### Data entries for graphics
-.-.-

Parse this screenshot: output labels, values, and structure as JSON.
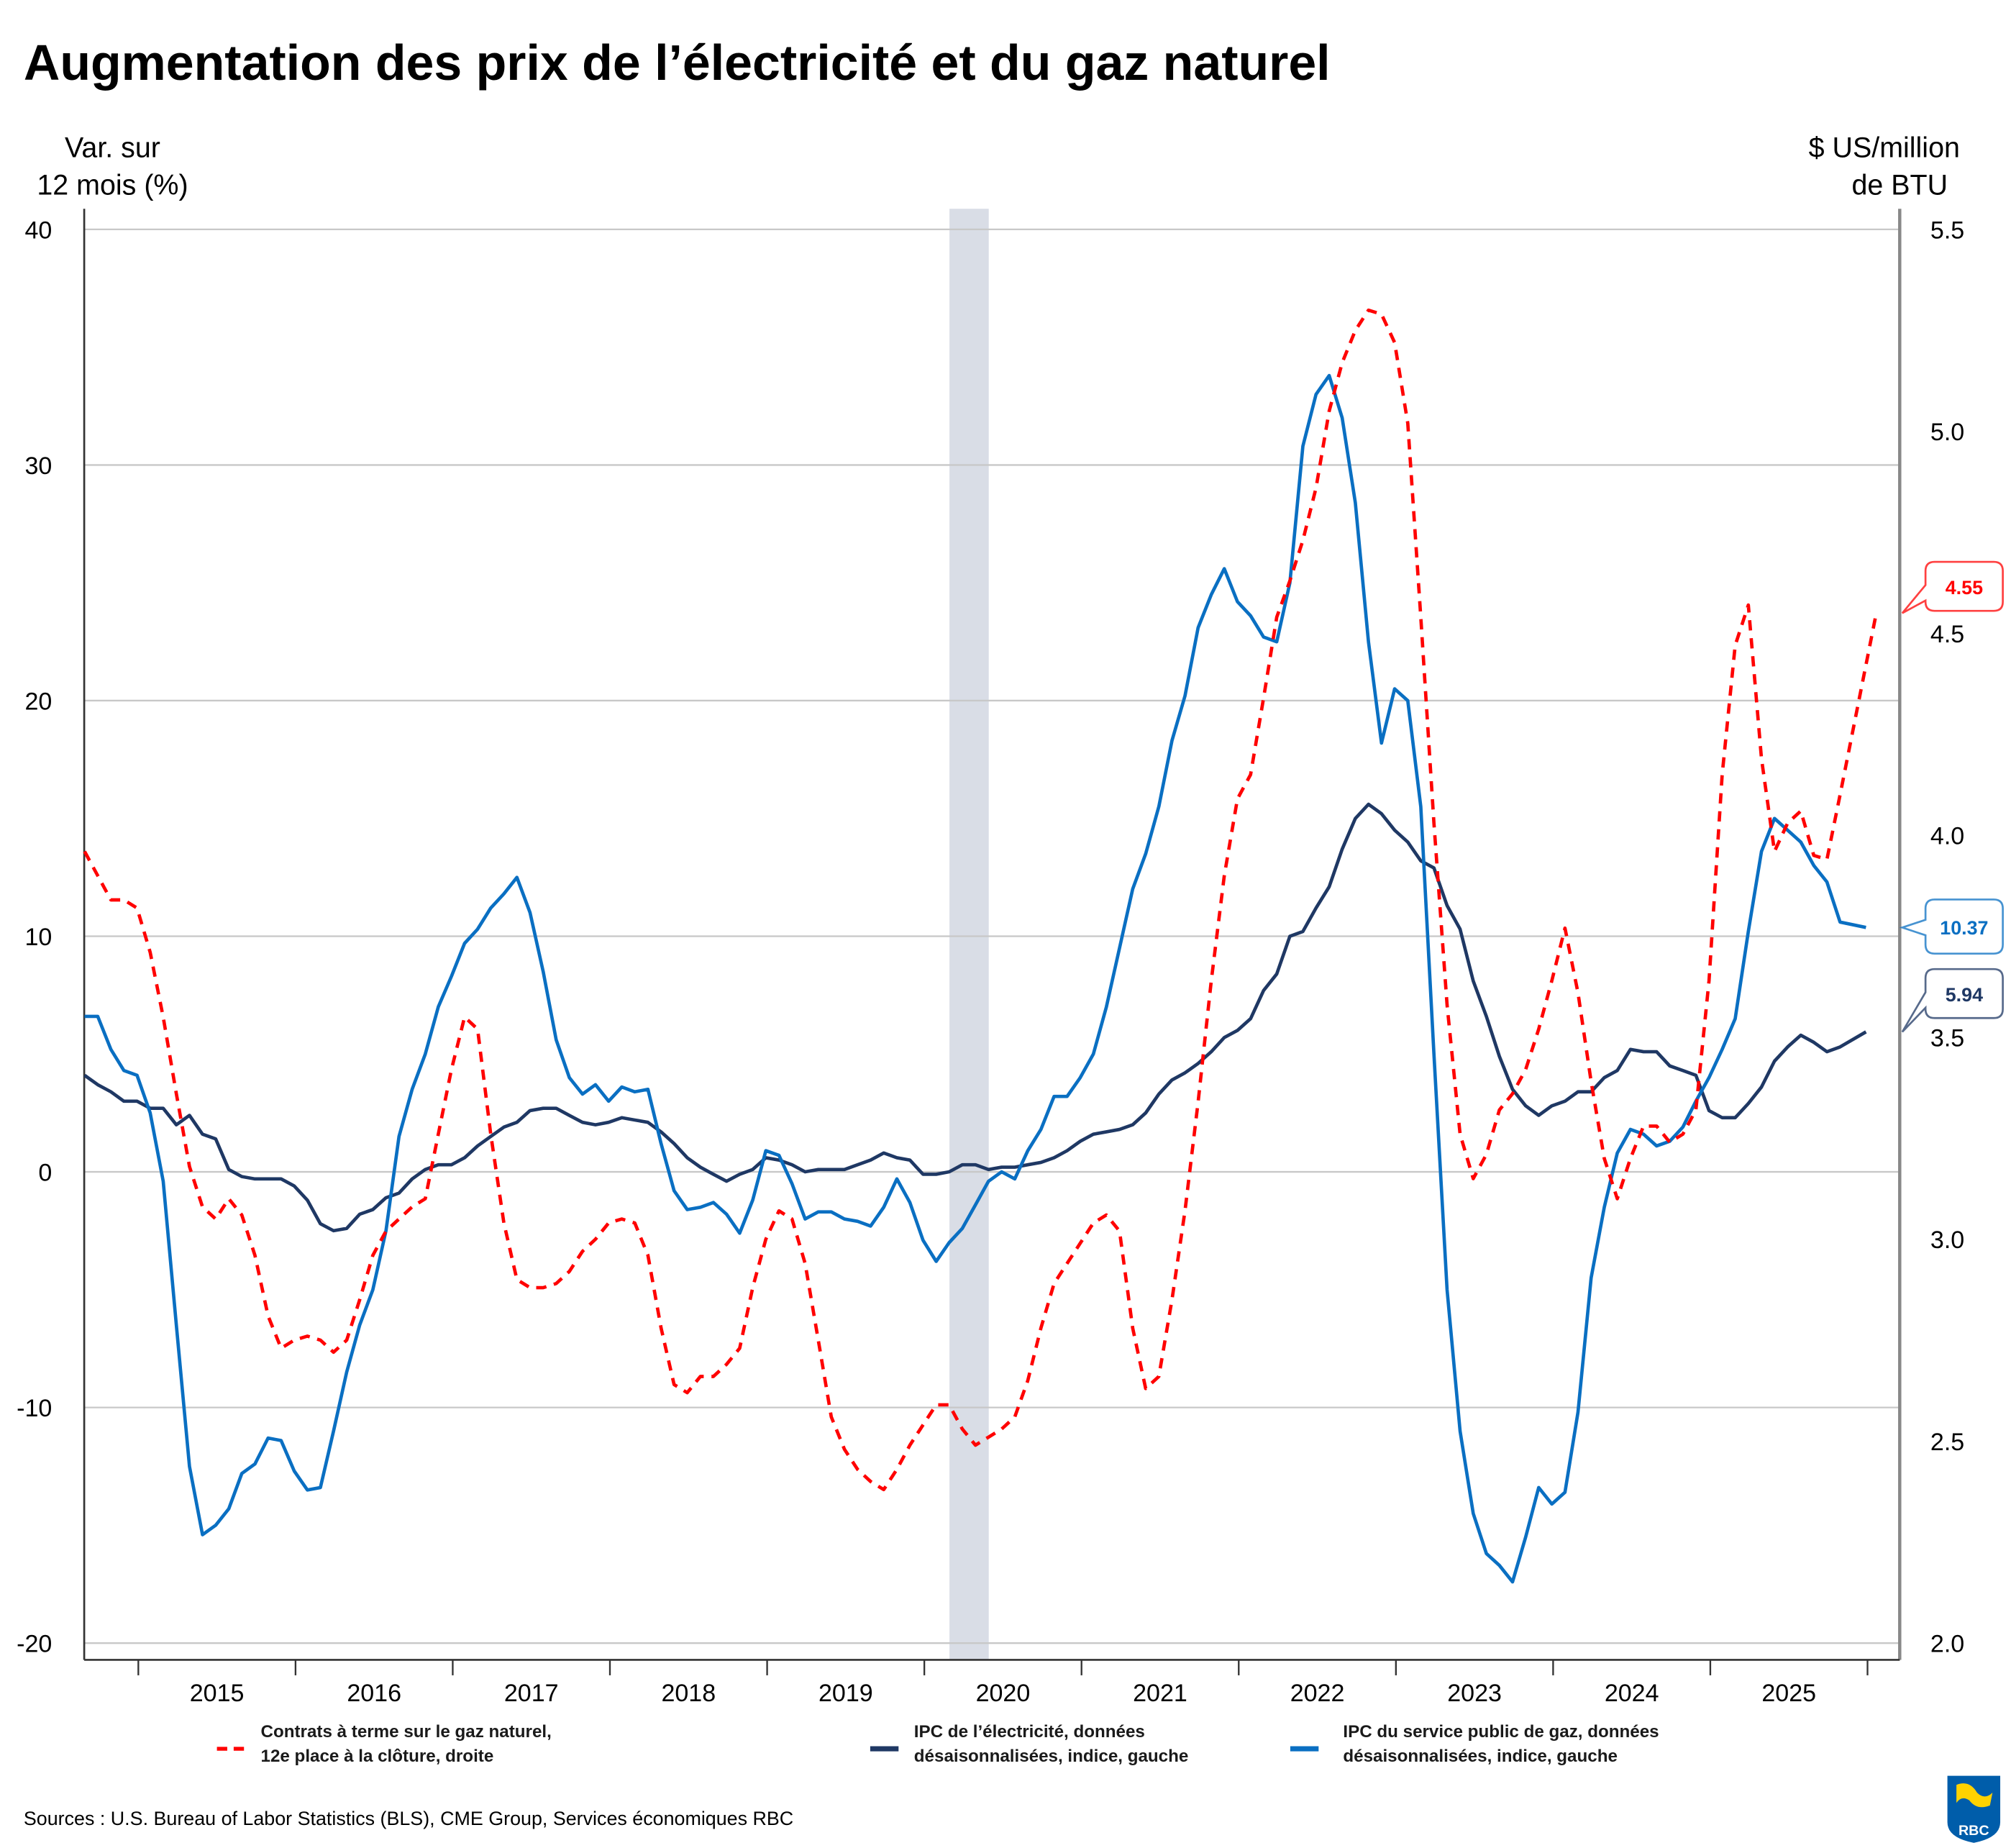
{
  "title": "Augmentation des prix de l’électricité et du gaz naturel",
  "left_axis_title": [
    "Var. sur",
    "12 mois (%)"
  ],
  "right_axis_title": [
    "$ US/million",
    "de BTU"
  ],
  "source": "Sources : U.S. Bureau of Labor Statistics (BLS), CME Group, Services économiques RBC",
  "logo_text": "RBC",
  "colors": {
    "gas_futures": "#ff0000",
    "electricity_cpi": "#1f3864",
    "gas_utility_cpi": "#0a6fc2",
    "recession": "#d9dde6",
    "grid": "#c8c8c8"
  },
  "chart_data": {
    "type": "line",
    "title": "Augmentation des prix de l’électricité et du gaz naturel",
    "period": {
      "start": "2014-09",
      "end": "2025-12",
      "frequency": "monthly"
    },
    "x_tick_labels": [
      "2015",
      "2016",
      "2017",
      "2018",
      "2019",
      "2020",
      "2021",
      "2022",
      "2023",
      "2024",
      "2025"
    ],
    "left_axis": {
      "label": "Var. sur 12 mois (%)",
      "range": [
        -20,
        40
      ],
      "ticks": [
        "40",
        "30",
        "20",
        "10",
        "0",
        "-10",
        "-20"
      ]
    },
    "right_axis": {
      "label": "$ US/million de BTU",
      "range": [
        2.0,
        5.5
      ],
      "ticks": [
        "5.5",
        "5.0",
        "4.5",
        "4.0",
        "3.5",
        "3.0",
        "2.5",
        "2.0"
      ]
    },
    "grid": true,
    "recession_shading": {
      "start": "2020-04",
      "end": "2020-06"
    },
    "legend_position": "bottom",
    "series": [
      {
        "name": "Contrats à terme sur le gaz naturel, 12e place à la clôture, droite",
        "legend_lines": [
          "Contrats à terme sur le gaz naturel,",
          "12e place à la clôture, droite"
        ],
        "axis": "right",
        "style": "dashed",
        "color": "#ff0000",
        "last_value_label": "4.55",
        "values": [
          3.96,
          3.9,
          3.84,
          3.84,
          3.82,
          3.71,
          3.55,
          3.36,
          3.18,
          3.08,
          3.05,
          3.1,
          3.06,
          2.96,
          2.81,
          2.73,
          2.75,
          2.76,
          2.75,
          2.72,
          2.75,
          2.85,
          2.96,
          3.02,
          3.05,
          3.08,
          3.1,
          3.26,
          3.42,
          3.55,
          3.52,
          3.26,
          3.04,
          2.9,
          2.88,
          2.88,
          2.89,
          2.92,
          2.97,
          3.0,
          3.04,
          3.05,
          3.04,
          2.96,
          2.78,
          2.64,
          2.62,
          2.66,
          2.66,
          2.69,
          2.73,
          2.88,
          3.0,
          3.07,
          3.05,
          2.94,
          2.75,
          2.56,
          2.48,
          2.43,
          2.4,
          2.38,
          2.43,
          2.49,
          2.54,
          2.59,
          2.59,
          2.53,
          2.49,
          2.51,
          2.53,
          2.56,
          2.65,
          2.78,
          2.89,
          2.94,
          2.99,
          3.04,
          3.06,
          3.02,
          2.78,
          2.63,
          2.66,
          2.85,
          3.07,
          3.34,
          3.64,
          3.9,
          4.09,
          4.15,
          4.34,
          4.54,
          4.63,
          4.73,
          4.86,
          5.05,
          5.17,
          5.25,
          5.3,
          5.29,
          5.22,
          5.02,
          4.54,
          4.03,
          3.58,
          3.26,
          3.15,
          3.21,
          3.32,
          3.36,
          3.42,
          3.52,
          3.64,
          3.77,
          3.61,
          3.39,
          3.2,
          3.1,
          3.2,
          3.28,
          3.28,
          3.24,
          3.26,
          3.32,
          3.64,
          4.15,
          4.47,
          4.57,
          4.19,
          3.96,
          4.03,
          4.06,
          3.95,
          3.94,
          4.1,
          4.55
        ]
      },
      {
        "name": "IPC de l’électricité, données désaisonnalisées, indice, gauche",
        "legend_lines": [
          "IPC de l’électricité, données",
          "désaisonnalisées, indice, gauche"
        ],
        "axis": "left",
        "style": "solid",
        "color": "#1f3864",
        "last_value_label": "5.94",
        "values": [
          4.1,
          3.7,
          3.4,
          3.0,
          3.0,
          2.7,
          2.7,
          2.0,
          2.4,
          1.6,
          1.4,
          0.1,
          -0.2,
          -0.3,
          -0.3,
          -0.3,
          -0.6,
          -1.2,
          -2.2,
          -2.5,
          -2.4,
          -1.8,
          -1.6,
          -1.1,
          -0.9,
          -0.3,
          0.1,
          0.3,
          0.3,
          0.6,
          1.1,
          1.5,
          1.9,
          2.1,
          2.6,
          2.7,
          2.7,
          2.4,
          2.1,
          2.0,
          2.1,
          2.3,
          2.2,
          2.1,
          1.7,
          1.2,
          0.6,
          0.2,
          -0.1,
          -0.4,
          -0.1,
          0.1,
          0.6,
          0.5,
          0.3,
          0.0,
          0.1,
          0.1,
          0.1,
          0.3,
          0.5,
          0.8,
          0.6,
          0.5,
          -0.1,
          -0.1,
          0.0,
          0.3,
          0.3,
          0.1,
          0.2,
          0.2,
          0.3,
          0.4,
          0.6,
          0.9,
          1.3,
          1.6,
          1.7,
          1.8,
          2.0,
          2.5,
          3.3,
          3.9,
          4.2,
          4.6,
          5.1,
          5.7,
          6.0,
          6.5,
          7.7,
          8.4,
          10.0,
          10.2,
          11.2,
          12.1,
          13.7,
          15.0,
          15.6,
          15.2,
          14.5,
          14.0,
          13.2,
          12.9,
          11.3,
          10.3,
          8.1,
          6.6,
          4.9,
          3.5,
          2.8,
          2.4,
          2.8,
          3.0,
          3.4,
          3.4,
          4.0,
          4.3,
          5.2,
          5.1,
          5.1,
          4.5,
          4.3,
          4.1,
          2.6,
          2.3,
          2.3,
          2.9,
          3.6,
          4.7,
          5.3,
          5.8,
          5.5,
          5.1,
          5.3,
          5.94
        ]
      },
      {
        "name": "IPC du service public de gaz, données désaisonnalisées, indice, gauche",
        "legend_lines": [
          "IPC du service public de gaz, données",
          "désaisonnalisées, indice, gauche"
        ],
        "axis": "left",
        "style": "solid",
        "color": "#0a6fc2",
        "last_value_label": "10.37",
        "values": [
          6.6,
          6.6,
          5.2,
          4.3,
          4.1,
          2.5,
          -0.4,
          -6.5,
          -12.5,
          -15.4,
          -15.0,
          -14.3,
          -12.8,
          -12.4,
          -11.3,
          -11.4,
          -12.7,
          -13.5,
          -13.4,
          -11.0,
          -8.5,
          -6.5,
          -5.0,
          -2.5,
          1.5,
          3.5,
          5.0,
          7.0,
          8.3,
          9.7,
          10.3,
          11.2,
          11.8,
          12.5,
          11.0,
          8.5,
          5.6,
          4.0,
          3.3,
          3.7,
          3.0,
          3.6,
          3.4,
          3.5,
          1.2,
          -0.8,
          -1.6,
          -1.5,
          -1.3,
          -1.8,
          -2.6,
          -1.2,
          0.9,
          0.7,
          -0.5,
          -2.0,
          -1.7,
          -1.7,
          -2.0,
          -2.1,
          -2.3,
          -1.5,
          -0.3,
          -1.3,
          -2.9,
          -3.8,
          -3.0,
          -2.4,
          -1.4,
          -0.4,
          0.0,
          -0.3,
          0.9,
          1.8,
          3.2,
          3.2,
          4.0,
          5.0,
          7.0,
          9.5,
          12.0,
          13.5,
          15.5,
          18.3,
          20.2,
          23.1,
          24.5,
          25.6,
          24.2,
          23.6,
          22.7,
          22.5,
          25.0,
          30.8,
          33.0,
          33.8,
          32.0,
          28.4,
          22.5,
          18.2,
          20.5,
          20.0,
          15.5,
          5.0,
          -5.0,
          -11.0,
          -14.5,
          -16.2,
          -16.7,
          -17.4,
          -15.5,
          -13.4,
          -14.1,
          -13.6,
          -10.2,
          -4.5,
          -1.5,
          0.8,
          1.8,
          1.6,
          1.1,
          1.3,
          1.9,
          3.0,
          4.0,
          5.2,
          6.5,
          10.2,
          13.6,
          15.0,
          14.5,
          14.0,
          13.0,
          12.3,
          10.6,
          10.37
        ]
      }
    ]
  }
}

-.-.-

### WHAT TO PRODUCE
Count the lines of the data that include the string "désaisonnalisées", and give only that number.

### THE COMPLETED TASK
4